## STATED EXERCISE
Only a number is wanted here: the number of lines of the data that include "Enable".

## PROVIDED DATA
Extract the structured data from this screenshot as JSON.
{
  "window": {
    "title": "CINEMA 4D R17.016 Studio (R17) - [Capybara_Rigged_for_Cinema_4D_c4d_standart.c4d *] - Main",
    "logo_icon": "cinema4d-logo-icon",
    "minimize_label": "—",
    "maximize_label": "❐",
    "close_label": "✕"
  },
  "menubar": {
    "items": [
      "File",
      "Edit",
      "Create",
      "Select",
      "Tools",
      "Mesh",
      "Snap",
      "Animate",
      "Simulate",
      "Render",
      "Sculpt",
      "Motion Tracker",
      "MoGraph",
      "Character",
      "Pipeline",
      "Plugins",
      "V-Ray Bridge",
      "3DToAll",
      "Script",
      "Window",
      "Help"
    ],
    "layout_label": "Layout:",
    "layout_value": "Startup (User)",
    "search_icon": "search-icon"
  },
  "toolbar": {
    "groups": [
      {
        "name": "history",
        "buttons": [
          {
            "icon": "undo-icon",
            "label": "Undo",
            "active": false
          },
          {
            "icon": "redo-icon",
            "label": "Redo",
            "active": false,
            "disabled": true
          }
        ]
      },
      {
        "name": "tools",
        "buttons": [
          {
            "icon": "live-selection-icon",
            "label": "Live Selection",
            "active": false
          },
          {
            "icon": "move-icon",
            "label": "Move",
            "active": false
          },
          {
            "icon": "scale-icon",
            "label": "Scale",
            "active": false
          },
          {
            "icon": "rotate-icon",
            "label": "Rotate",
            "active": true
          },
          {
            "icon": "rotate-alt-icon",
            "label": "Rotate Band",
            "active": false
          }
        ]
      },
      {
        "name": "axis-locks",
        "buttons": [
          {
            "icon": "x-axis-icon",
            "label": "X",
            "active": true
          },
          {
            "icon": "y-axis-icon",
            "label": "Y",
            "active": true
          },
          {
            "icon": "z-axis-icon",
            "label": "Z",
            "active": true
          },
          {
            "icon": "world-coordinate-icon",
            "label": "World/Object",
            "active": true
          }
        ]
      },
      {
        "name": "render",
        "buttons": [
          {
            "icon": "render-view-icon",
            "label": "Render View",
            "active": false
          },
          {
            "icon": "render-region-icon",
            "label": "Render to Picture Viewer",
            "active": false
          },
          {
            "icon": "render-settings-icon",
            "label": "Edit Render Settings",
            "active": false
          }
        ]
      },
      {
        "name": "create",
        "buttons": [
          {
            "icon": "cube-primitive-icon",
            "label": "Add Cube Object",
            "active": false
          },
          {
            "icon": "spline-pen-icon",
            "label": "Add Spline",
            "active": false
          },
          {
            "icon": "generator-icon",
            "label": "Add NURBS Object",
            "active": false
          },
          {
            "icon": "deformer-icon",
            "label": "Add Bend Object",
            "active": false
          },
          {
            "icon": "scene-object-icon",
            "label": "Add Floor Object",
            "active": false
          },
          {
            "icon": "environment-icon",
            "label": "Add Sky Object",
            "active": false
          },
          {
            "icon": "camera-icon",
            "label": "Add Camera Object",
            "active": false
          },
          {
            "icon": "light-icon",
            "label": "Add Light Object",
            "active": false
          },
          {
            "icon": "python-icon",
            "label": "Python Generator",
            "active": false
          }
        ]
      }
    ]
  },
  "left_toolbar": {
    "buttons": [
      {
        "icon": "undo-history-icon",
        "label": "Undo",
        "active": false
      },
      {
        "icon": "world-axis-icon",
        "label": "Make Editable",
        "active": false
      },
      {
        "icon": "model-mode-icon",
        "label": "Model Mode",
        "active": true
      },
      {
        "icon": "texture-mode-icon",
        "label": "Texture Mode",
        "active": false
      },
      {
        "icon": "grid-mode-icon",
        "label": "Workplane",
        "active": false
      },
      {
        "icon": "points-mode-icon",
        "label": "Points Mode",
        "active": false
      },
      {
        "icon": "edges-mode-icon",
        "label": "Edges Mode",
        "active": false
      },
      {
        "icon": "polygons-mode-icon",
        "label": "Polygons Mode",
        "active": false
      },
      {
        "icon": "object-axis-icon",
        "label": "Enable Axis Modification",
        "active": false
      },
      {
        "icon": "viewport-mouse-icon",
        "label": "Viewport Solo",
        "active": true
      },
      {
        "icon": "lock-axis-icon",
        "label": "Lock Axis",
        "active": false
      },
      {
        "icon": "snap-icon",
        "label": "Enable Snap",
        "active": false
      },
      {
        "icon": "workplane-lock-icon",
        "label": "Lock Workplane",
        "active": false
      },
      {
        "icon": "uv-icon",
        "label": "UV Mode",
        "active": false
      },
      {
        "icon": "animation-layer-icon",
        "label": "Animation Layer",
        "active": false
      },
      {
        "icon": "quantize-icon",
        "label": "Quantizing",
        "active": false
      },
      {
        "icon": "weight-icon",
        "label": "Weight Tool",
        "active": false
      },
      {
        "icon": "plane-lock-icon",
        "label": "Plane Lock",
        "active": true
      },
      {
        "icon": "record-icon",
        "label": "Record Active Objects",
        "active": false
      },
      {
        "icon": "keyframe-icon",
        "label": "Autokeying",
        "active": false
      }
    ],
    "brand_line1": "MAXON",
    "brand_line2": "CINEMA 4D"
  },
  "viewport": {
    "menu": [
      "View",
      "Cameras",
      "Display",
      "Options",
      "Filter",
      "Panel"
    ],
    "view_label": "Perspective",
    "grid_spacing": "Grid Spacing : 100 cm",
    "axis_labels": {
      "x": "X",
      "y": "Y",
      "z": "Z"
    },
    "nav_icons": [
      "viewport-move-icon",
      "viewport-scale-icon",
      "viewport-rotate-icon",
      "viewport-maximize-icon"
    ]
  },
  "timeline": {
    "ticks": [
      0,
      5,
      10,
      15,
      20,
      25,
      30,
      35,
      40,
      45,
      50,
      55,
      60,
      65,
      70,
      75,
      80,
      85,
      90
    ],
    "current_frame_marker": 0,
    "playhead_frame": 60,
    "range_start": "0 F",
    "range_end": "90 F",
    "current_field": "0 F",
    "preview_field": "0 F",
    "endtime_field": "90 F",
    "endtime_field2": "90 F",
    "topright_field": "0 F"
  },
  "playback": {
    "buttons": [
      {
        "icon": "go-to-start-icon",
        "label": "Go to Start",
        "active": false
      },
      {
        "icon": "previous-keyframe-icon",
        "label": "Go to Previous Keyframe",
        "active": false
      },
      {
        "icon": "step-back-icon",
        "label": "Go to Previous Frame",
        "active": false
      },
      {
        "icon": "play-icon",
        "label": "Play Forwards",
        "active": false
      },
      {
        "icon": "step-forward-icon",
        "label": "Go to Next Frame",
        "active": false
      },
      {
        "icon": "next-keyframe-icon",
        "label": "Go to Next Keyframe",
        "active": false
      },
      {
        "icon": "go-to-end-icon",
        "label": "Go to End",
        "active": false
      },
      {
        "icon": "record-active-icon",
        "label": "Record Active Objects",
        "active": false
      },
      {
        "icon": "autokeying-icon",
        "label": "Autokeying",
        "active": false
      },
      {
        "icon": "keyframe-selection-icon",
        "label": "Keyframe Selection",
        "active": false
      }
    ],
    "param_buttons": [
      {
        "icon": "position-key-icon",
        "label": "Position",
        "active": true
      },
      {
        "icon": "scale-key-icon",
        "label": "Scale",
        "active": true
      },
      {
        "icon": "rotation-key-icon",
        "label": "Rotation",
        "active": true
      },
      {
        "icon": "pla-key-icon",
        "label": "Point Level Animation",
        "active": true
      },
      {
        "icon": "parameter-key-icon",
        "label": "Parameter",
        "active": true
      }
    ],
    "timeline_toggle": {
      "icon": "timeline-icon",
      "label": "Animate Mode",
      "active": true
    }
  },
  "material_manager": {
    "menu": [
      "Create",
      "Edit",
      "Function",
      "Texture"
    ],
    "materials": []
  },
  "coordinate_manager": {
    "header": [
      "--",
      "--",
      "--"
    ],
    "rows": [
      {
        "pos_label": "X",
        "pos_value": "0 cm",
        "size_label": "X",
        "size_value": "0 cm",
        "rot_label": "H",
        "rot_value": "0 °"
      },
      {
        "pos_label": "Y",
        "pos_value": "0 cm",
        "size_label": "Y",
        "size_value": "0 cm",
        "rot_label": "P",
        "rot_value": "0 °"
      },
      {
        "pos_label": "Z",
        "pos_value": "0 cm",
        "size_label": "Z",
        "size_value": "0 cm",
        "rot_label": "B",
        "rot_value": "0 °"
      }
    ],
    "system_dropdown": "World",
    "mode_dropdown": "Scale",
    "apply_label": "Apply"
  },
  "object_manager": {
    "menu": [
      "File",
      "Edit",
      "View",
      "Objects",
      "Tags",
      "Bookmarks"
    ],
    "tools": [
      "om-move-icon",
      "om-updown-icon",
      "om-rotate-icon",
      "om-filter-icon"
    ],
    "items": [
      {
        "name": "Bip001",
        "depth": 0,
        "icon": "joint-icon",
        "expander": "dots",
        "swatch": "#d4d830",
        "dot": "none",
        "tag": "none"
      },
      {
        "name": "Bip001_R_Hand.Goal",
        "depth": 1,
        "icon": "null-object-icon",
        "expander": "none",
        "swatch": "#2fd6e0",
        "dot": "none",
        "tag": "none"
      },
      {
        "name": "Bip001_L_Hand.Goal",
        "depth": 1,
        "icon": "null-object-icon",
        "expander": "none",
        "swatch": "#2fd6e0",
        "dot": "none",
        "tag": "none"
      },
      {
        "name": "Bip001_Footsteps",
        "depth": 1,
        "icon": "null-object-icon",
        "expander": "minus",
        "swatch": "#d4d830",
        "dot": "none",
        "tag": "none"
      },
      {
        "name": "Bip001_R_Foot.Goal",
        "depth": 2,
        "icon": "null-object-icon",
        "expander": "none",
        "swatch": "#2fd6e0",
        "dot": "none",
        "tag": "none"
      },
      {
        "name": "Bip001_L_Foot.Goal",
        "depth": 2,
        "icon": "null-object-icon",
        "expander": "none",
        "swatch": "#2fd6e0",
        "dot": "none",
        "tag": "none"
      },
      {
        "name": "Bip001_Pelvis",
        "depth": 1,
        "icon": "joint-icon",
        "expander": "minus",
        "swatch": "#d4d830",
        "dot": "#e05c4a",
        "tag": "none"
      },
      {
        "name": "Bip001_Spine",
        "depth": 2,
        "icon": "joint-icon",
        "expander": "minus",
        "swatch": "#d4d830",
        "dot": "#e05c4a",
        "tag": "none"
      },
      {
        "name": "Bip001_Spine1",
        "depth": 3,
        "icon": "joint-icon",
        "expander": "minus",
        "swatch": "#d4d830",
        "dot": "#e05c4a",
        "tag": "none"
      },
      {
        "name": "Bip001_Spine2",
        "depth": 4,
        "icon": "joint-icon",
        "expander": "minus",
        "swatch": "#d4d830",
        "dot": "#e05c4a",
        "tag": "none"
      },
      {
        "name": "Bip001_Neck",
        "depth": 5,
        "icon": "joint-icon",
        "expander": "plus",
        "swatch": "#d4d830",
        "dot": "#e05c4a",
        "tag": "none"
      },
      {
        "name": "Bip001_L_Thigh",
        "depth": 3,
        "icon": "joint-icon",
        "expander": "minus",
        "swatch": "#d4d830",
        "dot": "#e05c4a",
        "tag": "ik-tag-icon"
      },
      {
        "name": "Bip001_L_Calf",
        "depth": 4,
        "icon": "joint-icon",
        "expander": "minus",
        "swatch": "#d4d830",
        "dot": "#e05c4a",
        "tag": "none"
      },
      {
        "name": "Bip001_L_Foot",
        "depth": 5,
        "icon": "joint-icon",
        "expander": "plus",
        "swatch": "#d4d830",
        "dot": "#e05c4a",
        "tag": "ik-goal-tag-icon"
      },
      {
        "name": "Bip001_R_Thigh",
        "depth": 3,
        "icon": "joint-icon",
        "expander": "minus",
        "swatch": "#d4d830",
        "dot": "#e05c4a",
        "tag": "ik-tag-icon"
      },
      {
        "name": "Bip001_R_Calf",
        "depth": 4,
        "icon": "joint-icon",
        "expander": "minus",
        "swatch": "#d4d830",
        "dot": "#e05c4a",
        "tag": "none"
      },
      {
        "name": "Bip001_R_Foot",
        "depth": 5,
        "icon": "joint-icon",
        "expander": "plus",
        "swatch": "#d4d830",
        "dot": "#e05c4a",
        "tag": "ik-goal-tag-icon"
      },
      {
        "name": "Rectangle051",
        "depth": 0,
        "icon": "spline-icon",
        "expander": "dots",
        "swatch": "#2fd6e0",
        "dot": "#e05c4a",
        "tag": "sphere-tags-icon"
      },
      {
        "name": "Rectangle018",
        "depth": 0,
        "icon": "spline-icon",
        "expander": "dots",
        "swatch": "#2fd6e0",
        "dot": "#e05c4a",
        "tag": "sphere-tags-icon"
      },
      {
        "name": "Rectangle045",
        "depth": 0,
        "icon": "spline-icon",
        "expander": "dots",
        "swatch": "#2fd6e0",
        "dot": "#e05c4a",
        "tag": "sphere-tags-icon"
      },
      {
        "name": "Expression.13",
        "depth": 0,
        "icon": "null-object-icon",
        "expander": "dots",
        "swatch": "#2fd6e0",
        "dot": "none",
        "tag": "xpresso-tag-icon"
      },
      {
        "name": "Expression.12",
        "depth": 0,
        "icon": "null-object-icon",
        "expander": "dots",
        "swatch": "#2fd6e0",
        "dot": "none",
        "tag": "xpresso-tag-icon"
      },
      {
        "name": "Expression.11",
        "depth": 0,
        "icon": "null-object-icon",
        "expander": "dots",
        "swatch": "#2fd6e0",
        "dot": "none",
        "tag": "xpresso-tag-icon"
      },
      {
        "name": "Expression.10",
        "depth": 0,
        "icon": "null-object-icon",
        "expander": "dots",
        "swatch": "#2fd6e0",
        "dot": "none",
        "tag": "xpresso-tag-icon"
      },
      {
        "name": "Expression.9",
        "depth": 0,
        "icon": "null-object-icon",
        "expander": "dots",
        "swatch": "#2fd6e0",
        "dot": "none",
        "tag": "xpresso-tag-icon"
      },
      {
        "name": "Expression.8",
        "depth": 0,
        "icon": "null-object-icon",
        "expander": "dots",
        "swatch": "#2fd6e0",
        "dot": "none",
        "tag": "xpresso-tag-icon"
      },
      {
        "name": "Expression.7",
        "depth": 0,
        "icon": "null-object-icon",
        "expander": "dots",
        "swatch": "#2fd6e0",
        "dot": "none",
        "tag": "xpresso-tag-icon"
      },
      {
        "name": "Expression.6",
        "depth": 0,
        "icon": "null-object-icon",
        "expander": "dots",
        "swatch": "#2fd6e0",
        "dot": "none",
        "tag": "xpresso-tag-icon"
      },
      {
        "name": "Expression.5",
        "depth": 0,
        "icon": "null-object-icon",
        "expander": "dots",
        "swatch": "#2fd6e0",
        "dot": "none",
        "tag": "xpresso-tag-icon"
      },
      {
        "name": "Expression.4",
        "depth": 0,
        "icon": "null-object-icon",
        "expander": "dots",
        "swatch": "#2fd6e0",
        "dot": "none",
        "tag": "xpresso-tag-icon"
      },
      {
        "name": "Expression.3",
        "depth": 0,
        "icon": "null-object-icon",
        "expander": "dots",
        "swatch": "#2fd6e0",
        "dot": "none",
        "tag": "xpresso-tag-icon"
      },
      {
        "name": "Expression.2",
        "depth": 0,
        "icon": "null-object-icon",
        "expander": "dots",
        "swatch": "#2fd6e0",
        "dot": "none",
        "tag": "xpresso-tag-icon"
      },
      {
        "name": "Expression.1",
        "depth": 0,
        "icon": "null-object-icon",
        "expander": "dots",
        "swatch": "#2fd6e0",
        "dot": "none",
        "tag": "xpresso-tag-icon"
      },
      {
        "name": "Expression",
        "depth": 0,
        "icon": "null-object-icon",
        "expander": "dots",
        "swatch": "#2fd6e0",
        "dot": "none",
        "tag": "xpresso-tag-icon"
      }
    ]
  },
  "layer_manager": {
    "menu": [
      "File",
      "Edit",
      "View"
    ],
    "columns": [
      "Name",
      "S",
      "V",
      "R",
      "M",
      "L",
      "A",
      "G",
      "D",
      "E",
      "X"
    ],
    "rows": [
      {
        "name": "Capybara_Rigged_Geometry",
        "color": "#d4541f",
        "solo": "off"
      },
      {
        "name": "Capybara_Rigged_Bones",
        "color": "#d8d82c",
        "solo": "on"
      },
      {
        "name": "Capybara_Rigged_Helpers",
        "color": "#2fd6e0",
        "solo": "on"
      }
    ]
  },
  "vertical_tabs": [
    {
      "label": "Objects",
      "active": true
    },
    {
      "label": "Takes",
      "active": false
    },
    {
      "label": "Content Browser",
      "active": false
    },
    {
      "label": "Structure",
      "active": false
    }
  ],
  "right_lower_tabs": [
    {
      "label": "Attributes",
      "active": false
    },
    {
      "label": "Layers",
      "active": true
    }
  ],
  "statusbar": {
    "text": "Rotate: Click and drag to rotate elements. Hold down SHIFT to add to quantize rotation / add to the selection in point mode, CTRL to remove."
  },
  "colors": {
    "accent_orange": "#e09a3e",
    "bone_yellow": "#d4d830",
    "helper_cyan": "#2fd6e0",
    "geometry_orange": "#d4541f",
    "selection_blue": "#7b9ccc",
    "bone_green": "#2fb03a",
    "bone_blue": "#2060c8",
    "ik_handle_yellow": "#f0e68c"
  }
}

## RESPONSE TO THE EXERCISE
2